● **Data lines**
========================

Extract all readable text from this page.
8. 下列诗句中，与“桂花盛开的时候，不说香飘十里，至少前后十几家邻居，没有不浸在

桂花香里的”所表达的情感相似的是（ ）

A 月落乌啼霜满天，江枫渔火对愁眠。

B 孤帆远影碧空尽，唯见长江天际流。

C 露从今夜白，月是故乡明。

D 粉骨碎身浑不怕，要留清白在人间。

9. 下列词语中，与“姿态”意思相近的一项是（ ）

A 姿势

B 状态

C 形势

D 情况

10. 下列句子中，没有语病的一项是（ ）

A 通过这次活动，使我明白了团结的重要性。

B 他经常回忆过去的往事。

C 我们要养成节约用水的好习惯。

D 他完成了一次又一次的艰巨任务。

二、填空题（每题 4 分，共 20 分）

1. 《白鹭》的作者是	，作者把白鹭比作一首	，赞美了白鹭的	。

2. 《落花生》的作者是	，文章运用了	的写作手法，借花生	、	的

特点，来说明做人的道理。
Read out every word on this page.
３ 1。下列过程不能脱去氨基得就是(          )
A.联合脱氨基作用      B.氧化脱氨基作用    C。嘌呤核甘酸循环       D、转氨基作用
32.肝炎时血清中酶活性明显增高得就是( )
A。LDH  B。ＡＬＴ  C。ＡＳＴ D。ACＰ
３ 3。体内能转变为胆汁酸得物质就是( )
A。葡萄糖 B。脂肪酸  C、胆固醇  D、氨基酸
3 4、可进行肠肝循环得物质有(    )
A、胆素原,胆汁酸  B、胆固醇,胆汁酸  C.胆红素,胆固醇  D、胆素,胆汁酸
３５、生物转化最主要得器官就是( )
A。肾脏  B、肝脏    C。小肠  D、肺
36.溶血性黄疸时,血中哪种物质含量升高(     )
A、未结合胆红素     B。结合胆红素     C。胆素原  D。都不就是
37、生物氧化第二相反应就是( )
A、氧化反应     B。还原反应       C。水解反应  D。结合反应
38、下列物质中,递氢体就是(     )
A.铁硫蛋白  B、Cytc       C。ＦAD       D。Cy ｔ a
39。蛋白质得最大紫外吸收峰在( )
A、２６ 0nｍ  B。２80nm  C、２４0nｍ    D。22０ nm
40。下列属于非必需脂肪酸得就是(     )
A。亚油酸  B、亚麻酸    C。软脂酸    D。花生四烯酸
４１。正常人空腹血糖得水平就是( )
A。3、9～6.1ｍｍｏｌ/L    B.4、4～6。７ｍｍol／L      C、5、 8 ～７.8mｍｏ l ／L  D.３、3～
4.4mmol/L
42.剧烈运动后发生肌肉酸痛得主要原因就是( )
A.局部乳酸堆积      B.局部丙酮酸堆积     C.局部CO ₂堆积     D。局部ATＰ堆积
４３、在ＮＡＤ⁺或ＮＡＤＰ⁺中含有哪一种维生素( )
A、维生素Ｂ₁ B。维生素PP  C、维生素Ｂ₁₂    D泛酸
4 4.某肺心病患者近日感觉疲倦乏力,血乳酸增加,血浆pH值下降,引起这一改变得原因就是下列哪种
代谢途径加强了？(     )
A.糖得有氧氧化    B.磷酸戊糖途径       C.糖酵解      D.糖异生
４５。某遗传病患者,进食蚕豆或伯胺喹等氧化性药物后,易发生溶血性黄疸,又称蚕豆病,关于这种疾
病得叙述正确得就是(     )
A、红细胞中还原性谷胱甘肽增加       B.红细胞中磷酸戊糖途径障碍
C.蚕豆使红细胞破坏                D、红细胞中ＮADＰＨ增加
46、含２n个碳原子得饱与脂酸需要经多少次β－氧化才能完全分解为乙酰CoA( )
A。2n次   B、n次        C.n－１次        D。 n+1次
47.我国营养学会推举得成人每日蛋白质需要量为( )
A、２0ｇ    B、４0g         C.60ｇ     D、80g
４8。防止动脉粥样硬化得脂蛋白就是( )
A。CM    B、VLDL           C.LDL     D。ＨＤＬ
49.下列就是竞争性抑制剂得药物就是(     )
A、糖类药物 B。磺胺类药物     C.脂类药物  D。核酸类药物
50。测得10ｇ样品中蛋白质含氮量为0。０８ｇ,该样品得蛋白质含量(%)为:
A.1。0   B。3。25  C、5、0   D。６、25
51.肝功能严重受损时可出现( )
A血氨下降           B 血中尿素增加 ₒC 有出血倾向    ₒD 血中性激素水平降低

========================

● **Work required**
Extract, unchanged, the closing run of lines that opens with the line containing "Read out every word on this page." and ends with the last line.

● **Exercise result**
Read out every word on this page.
３ 1。下列过程不能脱去氨基得就是(          )
A.联合脱氨基作用      B.氧化脱氨基作用    C。嘌呤核甘酸循环       D、转氨基作用
32.肝炎时血清中酶活性明显增高得就是( )
A。LDH  B。ＡＬＴ  C。ＡＳＴ D。ACＰ
３ 3。体内能转变为胆汁酸得物质就是( )
A。葡萄糖 B。脂肪酸  C、胆固醇  D、氨基酸
3 4、可进行肠肝循环得物质有(    )
A、胆素原,胆汁酸  B、胆固醇,胆汁酸  C.胆红素,胆固醇  D、胆素,胆汁酸
３５、生物转化最主要得器官就是( )
A。肾脏  B、肝脏    C。小肠  D、肺
36.溶血性黄疸时,血中哪种物质含量升高(     )
A、未结合胆红素     B。结合胆红素     C。胆素原  D。都不就是
37、生物氧化第二相反应就是( )
A、氧化反应     B。还原反应       C。水解反应  D。结合反应
38、下列物质中,递氢体就是(     )
A.铁硫蛋白  B、Cytc       C。ＦAD       D。Cy ｔ a
39。蛋白质得最大紫外吸收峰在( )
A、２６ 0nｍ  B。２80nm  C、２４0nｍ    D。22０ nm
40。下列属于非必需脂肪酸得就是(     )
A。亚油酸  B、亚麻酸    C。软脂酸    D。花生四烯酸
４１。正常人空腹血糖得水平就是( )
A。3、9～6.1ｍｍｏｌ/L    B.4、4～6。７ｍｍol／L      C、5、 8 ～７.8mｍｏ l ／L  D.３、3～
4.4mmol/L
42.剧烈运动后发生肌肉酸痛得主要原因就是( )
A.局部乳酸堆积      B.局部丙酮酸堆积     C.局部CO ₂堆积     D。局部ATＰ堆积
４３、在ＮＡＤ⁺或ＮＡＤＰ⁺中含有哪一种维生素( )
A、维生素Ｂ₁ B。维生素PP  C、维生素Ｂ₁₂    D泛酸
4 4.某肺心病患者近日感觉疲倦乏力,血乳酸增加,血浆pH值下降,引起这一改变得原因就是下列哪种
代谢途径加强了？(     )
A.糖得有氧氧化    B.磷酸戊糖途径       C.糖酵解      D.糖异生
４５。某遗传病患者,进食蚕豆或伯胺喹等氧化性药物后,易发生溶血性黄疸,又称蚕豆病,关于这种疾
病得叙述正确得就是(     )
A、红细胞中还原性谷胱甘肽增加       B.红细胞中磷酸戊糖途径障碍
C.蚕豆使红细胞破坏                D、红细胞中ＮADＰＨ增加
46、含２n个碳原子得饱与脂酸需要经多少次β－氧化才能完全分解为乙酰CoA( )
A。2n次   B、n次        C.n－１次        D。 n+1次
47.我国营养学会推举得成人每日蛋白质需要量为( )
A、２0ｇ    B、４0g         C.60ｇ     D、80g
４8。防止动脉粥样硬化得脂蛋白就是( )
A。CM    B、VLDL           C.LDL     D。ＨＤＬ
49.下列就是竞争性抑制剂得药物就是(     )
A、糖类药物 B。磺胺类药物     C.脂类药物  D。核酸类药物
50。测得10ｇ样品中蛋白质含氮量为0。０８ｇ,该样品得蛋白质含量(%)为:
A.1。0   B。3。25  C、5、0   D。６、25
51.肝功能严重受损时可出现( )
A血氨下降           B 血中尿素增加 ₒC 有出血倾向    ₒD 血中性激素水平降低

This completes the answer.